Job
Leave out the pictures; transcribe all else exactly.

· · · · · · ·

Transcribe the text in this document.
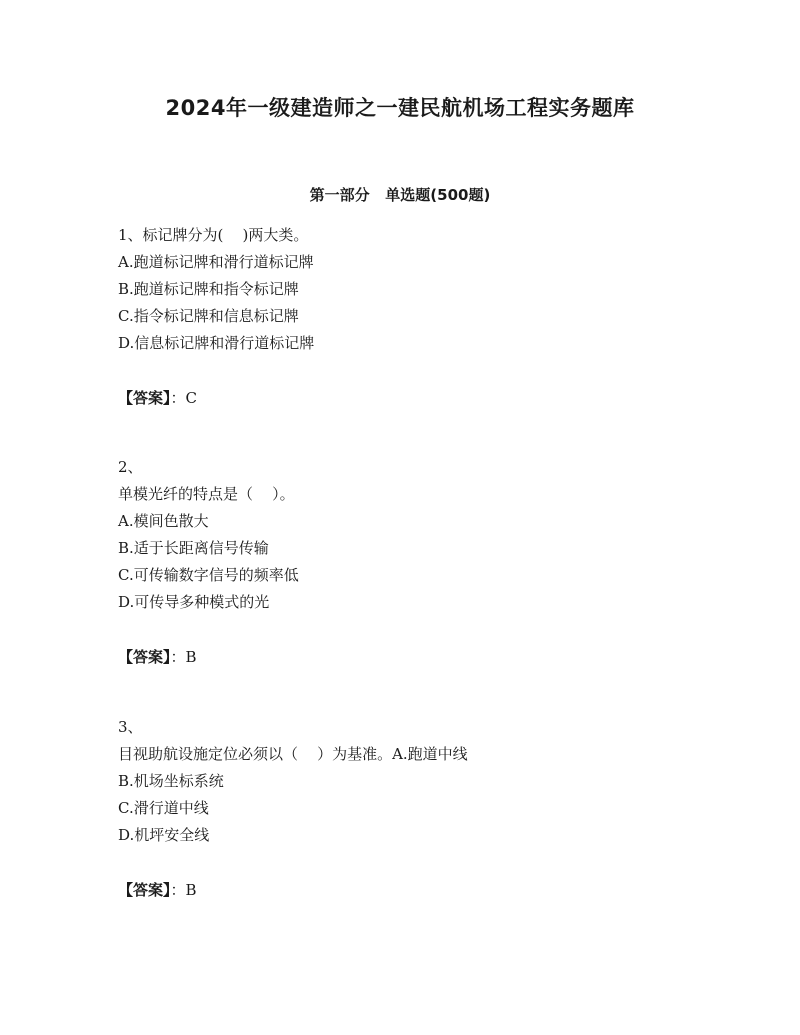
2024年一级建造师之一建民航机场工程实务题库
第一部分   单选题(500题)
1、标记牌分为(    )两大类。
A.跑道标记牌和滑行道标记牌
B.跑道标记牌和指令标记牌
C.指令标记牌和信息标记牌
D.信息标记牌和滑行道标记牌
【答案】：C
2、
单模光纤的特点是（    ）。
A.模间色散大
B.适于长距离信号传输
C.可传输数字信号的频率低
D.可传导多种模式的光
【答案】：B
3、
目视助航设施定位必须以（    ）为基准。A.跑道中线
B.机场坐标系统
C.滑行道中线
D.机坪安全线
【答案】：B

· · · · · · ·

Reply to the task
Transcribe the text in this document.
2024年一级建造师之一建民航机场工程实务题库
第一部分   单选题(500题)
1、标记牌分为(    )两大类。
A.跑道标记牌和滑行道标记牌
B.跑道标记牌和指令标记牌
C.指令标记牌和信息标记牌
D.信息标记牌和滑行道标记牌
【答案】：C
2、
单模光纤的特点是（    ）。
A.模间色散大
B.适于长距离信号传输
C.可传输数字信号的频率低
D.可传导多种模式的光
【答案】：B
3、
目视助航设施定位必须以（    ）为基准。A.跑道中线
B.机场坐标系统
C.滑行道中线
D.机坪安全线
【答案】：B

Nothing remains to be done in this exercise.